Every line below that holds the string "Selim" should be copied out.

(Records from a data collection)
((
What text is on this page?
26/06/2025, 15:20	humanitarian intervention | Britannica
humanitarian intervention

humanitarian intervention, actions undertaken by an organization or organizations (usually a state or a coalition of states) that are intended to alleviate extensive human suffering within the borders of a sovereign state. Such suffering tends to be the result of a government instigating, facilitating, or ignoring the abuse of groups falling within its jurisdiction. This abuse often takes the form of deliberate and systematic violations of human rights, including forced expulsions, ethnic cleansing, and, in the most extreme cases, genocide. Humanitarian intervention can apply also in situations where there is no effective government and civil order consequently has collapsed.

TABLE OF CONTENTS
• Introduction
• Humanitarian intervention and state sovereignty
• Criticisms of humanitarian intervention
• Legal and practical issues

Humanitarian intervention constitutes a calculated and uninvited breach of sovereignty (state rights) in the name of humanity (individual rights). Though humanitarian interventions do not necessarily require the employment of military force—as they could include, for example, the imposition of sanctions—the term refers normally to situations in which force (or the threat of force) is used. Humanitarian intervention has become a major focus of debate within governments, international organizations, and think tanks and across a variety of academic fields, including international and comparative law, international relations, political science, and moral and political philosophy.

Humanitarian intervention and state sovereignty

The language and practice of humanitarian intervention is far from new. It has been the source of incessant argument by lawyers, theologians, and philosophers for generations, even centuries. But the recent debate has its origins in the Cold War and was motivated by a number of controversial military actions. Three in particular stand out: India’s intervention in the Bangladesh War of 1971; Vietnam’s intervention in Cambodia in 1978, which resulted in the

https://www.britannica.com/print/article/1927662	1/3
))
((
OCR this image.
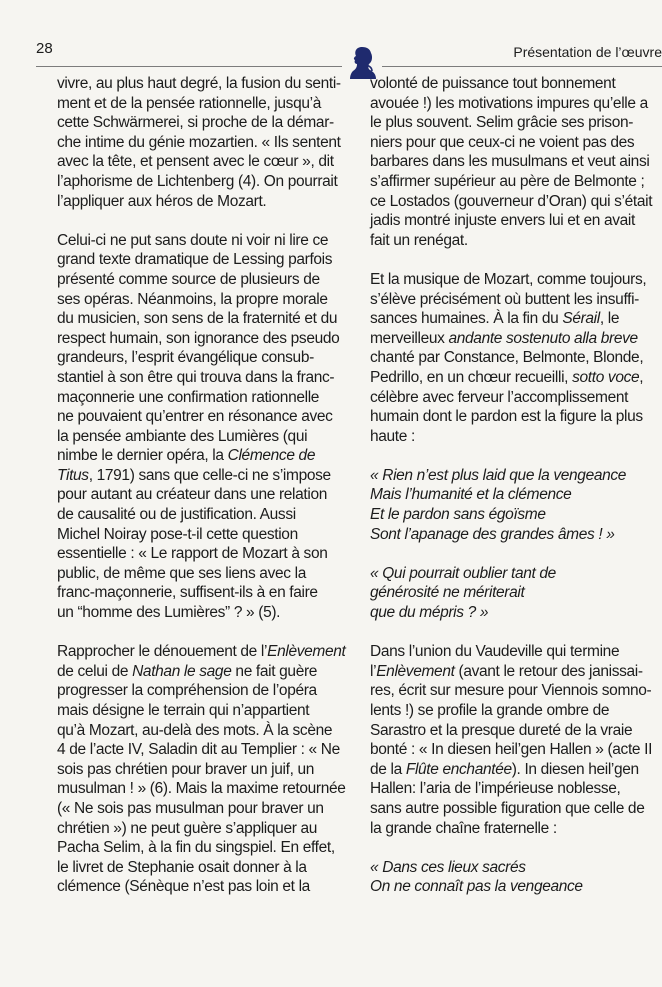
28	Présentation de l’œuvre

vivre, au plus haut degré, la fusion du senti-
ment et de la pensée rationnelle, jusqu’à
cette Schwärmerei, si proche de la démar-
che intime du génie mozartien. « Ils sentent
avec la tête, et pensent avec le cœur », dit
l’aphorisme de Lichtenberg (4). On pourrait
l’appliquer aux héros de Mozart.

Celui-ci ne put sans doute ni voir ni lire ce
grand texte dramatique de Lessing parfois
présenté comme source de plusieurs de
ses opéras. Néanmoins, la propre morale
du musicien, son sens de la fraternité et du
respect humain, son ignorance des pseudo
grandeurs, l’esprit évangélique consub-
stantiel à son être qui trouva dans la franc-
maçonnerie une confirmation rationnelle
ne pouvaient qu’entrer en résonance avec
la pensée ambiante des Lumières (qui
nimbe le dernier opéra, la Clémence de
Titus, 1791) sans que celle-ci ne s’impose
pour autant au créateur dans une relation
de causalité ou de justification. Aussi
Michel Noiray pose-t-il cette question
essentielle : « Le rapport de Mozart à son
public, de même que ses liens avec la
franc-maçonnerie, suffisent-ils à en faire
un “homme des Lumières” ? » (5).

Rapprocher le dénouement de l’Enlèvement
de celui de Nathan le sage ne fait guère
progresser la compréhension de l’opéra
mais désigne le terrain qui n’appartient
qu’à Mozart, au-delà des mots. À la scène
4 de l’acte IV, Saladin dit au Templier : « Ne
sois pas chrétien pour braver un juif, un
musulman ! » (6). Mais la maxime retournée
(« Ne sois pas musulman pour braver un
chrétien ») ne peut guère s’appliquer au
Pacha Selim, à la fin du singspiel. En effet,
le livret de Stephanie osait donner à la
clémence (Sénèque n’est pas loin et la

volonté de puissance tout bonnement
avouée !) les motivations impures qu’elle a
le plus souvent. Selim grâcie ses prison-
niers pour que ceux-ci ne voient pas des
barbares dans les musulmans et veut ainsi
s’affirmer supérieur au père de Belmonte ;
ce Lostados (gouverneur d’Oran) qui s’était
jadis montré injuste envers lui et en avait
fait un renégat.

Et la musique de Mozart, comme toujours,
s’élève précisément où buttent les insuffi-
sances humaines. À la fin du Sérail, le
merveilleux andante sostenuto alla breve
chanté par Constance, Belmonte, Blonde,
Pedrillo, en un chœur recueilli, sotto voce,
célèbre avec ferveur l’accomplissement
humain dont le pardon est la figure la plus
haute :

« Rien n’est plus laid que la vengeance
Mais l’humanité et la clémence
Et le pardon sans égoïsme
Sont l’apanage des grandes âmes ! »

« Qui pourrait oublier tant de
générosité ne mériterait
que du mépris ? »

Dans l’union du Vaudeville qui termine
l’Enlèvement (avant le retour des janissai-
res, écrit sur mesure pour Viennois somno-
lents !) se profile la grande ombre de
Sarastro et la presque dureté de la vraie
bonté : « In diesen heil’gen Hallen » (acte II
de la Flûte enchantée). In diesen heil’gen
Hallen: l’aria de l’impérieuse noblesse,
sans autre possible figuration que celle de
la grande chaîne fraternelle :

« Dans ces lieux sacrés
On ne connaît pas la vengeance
))
((
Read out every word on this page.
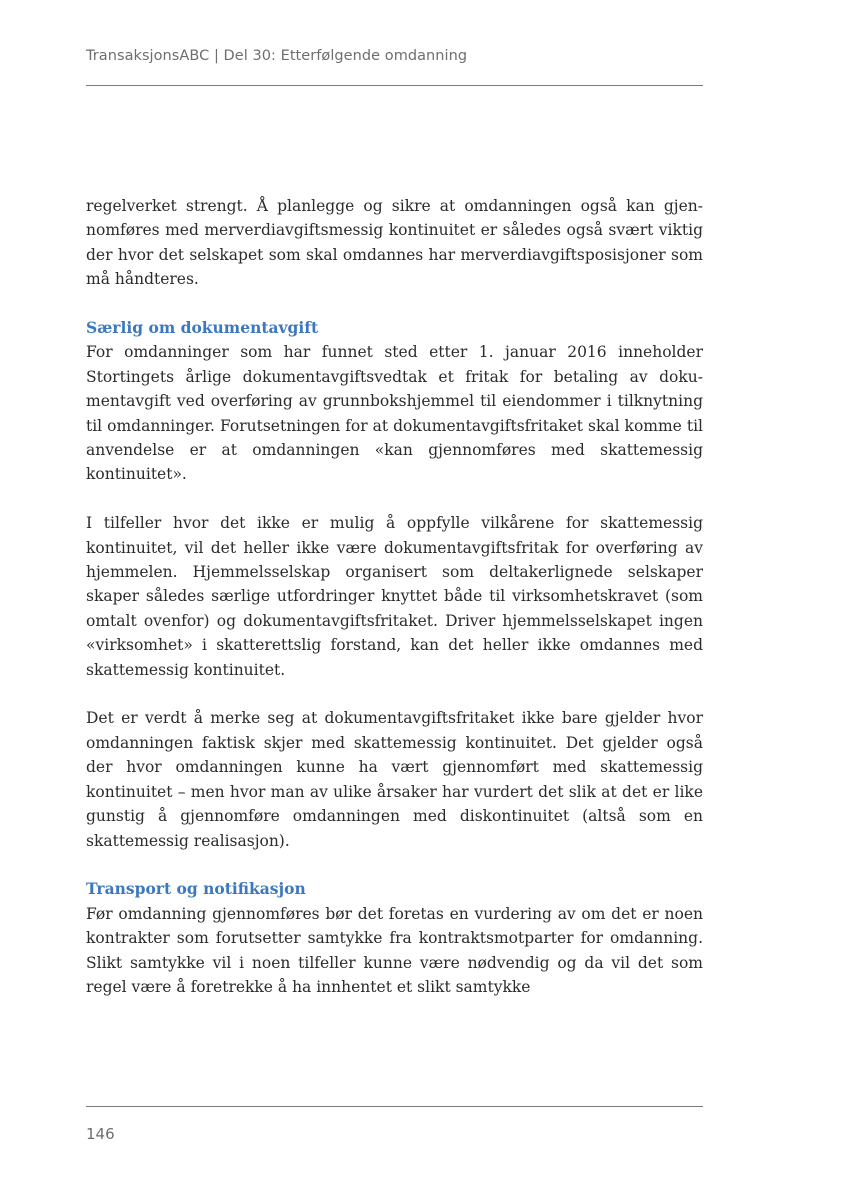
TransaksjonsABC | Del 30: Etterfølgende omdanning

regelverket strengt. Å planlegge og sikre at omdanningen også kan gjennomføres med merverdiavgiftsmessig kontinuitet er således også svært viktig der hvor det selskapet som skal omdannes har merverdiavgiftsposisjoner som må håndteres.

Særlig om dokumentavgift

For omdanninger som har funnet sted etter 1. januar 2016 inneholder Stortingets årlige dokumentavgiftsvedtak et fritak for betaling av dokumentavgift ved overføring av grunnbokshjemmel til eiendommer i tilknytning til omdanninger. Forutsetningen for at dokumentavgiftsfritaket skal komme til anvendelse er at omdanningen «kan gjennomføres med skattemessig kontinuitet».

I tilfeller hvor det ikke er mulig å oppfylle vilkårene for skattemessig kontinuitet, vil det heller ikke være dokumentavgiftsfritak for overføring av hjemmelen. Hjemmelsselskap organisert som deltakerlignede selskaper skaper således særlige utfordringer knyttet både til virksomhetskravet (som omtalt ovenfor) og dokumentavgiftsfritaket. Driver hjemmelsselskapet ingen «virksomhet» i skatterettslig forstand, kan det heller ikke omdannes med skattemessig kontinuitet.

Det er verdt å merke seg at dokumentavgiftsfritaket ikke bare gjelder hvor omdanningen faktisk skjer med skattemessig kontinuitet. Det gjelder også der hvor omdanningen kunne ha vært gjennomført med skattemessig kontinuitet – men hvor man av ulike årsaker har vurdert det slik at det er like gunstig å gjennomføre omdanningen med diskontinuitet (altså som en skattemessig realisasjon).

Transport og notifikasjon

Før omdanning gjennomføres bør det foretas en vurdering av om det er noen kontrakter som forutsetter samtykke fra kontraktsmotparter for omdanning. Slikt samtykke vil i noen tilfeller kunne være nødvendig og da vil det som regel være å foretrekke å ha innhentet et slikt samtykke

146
))
* Result of the task:
Pacha Selim, à la fin du singspiel. En effet,
le plus souvent. Selim grâcie ses prison-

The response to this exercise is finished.